### THE PROBLEM
Quote all entries in full, exactly.

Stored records
......
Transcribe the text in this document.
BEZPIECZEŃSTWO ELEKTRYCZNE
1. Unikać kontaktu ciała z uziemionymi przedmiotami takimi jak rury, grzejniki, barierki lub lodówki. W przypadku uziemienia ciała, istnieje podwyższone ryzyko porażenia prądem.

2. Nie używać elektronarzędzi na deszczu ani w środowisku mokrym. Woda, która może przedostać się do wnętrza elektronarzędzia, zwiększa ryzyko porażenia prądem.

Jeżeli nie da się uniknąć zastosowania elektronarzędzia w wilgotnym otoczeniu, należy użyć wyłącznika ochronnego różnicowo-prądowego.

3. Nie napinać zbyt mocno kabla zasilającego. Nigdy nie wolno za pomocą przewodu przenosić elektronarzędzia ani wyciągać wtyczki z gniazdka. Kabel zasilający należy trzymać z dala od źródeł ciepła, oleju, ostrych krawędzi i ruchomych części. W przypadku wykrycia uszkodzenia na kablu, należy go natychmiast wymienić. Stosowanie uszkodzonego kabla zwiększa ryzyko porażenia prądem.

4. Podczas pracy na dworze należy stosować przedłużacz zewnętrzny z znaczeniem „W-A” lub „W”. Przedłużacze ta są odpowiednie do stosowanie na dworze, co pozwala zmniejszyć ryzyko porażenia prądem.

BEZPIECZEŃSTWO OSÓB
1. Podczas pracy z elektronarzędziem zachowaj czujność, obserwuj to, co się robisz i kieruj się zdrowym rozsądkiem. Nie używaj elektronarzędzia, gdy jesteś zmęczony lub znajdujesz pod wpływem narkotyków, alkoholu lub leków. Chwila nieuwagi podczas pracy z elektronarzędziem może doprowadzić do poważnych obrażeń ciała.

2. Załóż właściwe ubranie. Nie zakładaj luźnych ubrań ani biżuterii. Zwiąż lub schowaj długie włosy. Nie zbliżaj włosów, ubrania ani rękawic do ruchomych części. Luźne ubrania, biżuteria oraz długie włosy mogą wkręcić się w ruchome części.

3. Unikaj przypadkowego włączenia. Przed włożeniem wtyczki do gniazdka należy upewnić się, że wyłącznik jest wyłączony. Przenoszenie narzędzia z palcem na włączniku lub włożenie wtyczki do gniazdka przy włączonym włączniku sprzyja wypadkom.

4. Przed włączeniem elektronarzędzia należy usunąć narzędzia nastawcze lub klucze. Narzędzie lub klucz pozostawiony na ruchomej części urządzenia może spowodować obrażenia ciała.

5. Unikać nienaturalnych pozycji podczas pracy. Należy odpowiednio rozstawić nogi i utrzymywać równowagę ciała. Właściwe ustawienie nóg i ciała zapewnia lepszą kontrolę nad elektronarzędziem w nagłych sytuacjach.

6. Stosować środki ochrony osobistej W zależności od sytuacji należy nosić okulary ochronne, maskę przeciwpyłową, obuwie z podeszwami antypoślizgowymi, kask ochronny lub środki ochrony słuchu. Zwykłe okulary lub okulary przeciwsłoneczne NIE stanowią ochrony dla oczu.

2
......
### OUTPUT OF THE EXERCISE
Transcribe the text in this document.
BEZPIECZEŃSTWO ELEKTRYCZNE
1. Unikać kontaktu ciała z uziemionymi przedmiotami takimi jak rury, grzejniki, barierki lub lodówki. W przypadku uziemienia ciała, istnieje podwyższone ryzyko porażenia prądem.

2. Nie używać elektronarzędzi na deszczu ani w środowisku mokrym. Woda, która może przedostać się do wnętrza elektronarzędzia, zwiększa ryzyko porażenia prądem.

Jeżeli nie da się uniknąć zastosowania elektronarzędzia w wilgotnym otoczeniu, należy użyć wyłącznika ochronnego różnicowo-prądowego.

3. Nie napinać zbyt mocno kabla zasilającego. Nigdy nie wolno za pomocą przewodu przenosić elektronarzędzia ani wyciągać wtyczki z gniazdka. Kabel zasilający należy trzymać z dala od źródeł ciepła, oleju, ostrych krawędzi i ruchomych części. W przypadku wykrycia uszkodzenia na kablu, należy go natychmiast wymienić. Stosowanie uszkodzonego kabla zwiększa ryzyko porażenia prądem.

4. Podczas pracy na dworze należy stosować przedłużacz zewnętrzny z znaczeniem „W-A” lub „W”. Przedłużacze ta są odpowiednie do stosowanie na dworze, co pozwala zmniejszyć ryzyko porażenia prądem.

BEZPIECZEŃSTWO OSÓB
1. Podczas pracy z elektronarzędziem zachowaj czujność, obserwuj to, co się robisz i kieruj się zdrowym rozsądkiem. Nie używaj elektronarzędzia, gdy jesteś zmęczony lub znajdujesz pod wpływem narkotyków, alkoholu lub leków. Chwila nieuwagi podczas pracy z elektronarzędziem może doprowadzić do poważnych obrażeń ciała.

2. Załóż właściwe ubranie. Nie zakładaj luźnych ubrań ani biżuterii. Zwiąż lub schowaj długie włosy. Nie zbliżaj włosów, ubrania ani rękawic do ruchomych części. Luźne ubrania, biżuteria oraz długie włosy mogą wkręcić się w ruchome części.

3. Unikaj przypadkowego włączenia. Przed włożeniem wtyczki do gniazdka należy upewnić się, że wyłącznik jest wyłączony. Przenoszenie narzędzia z palcem na włączniku lub włożenie wtyczki do gniazdka przy włączonym włączniku sprzyja wypadkom.

4. Przed włączeniem elektronarzędzia należy usunąć narzędzia nastawcze lub klucze. Narzędzie lub klucz pozostawiony na ruchomej części urządzenia może spowodować obrażenia ciała.

5. Unikać nienaturalnych pozycji podczas pracy. Należy odpowiednio rozstawić nogi i utrzymywać równowagę ciała. Właściwe ustawienie nóg i ciała zapewnia lepszą kontrolę nad elektronarzędziem w nagłych sytuacjach.

6. Stosować środki ochrony osobistej W zależności od sytuacji należy nosić okulary ochronne, maskę przeciwpyłową, obuwie z podeszwami antypoślizgowymi, kask ochronny lub środki ochrony słuchu. Zwykłe okulary lub okulary przeciwsłoneczne NIE stanowią ochrony dla oczu.

2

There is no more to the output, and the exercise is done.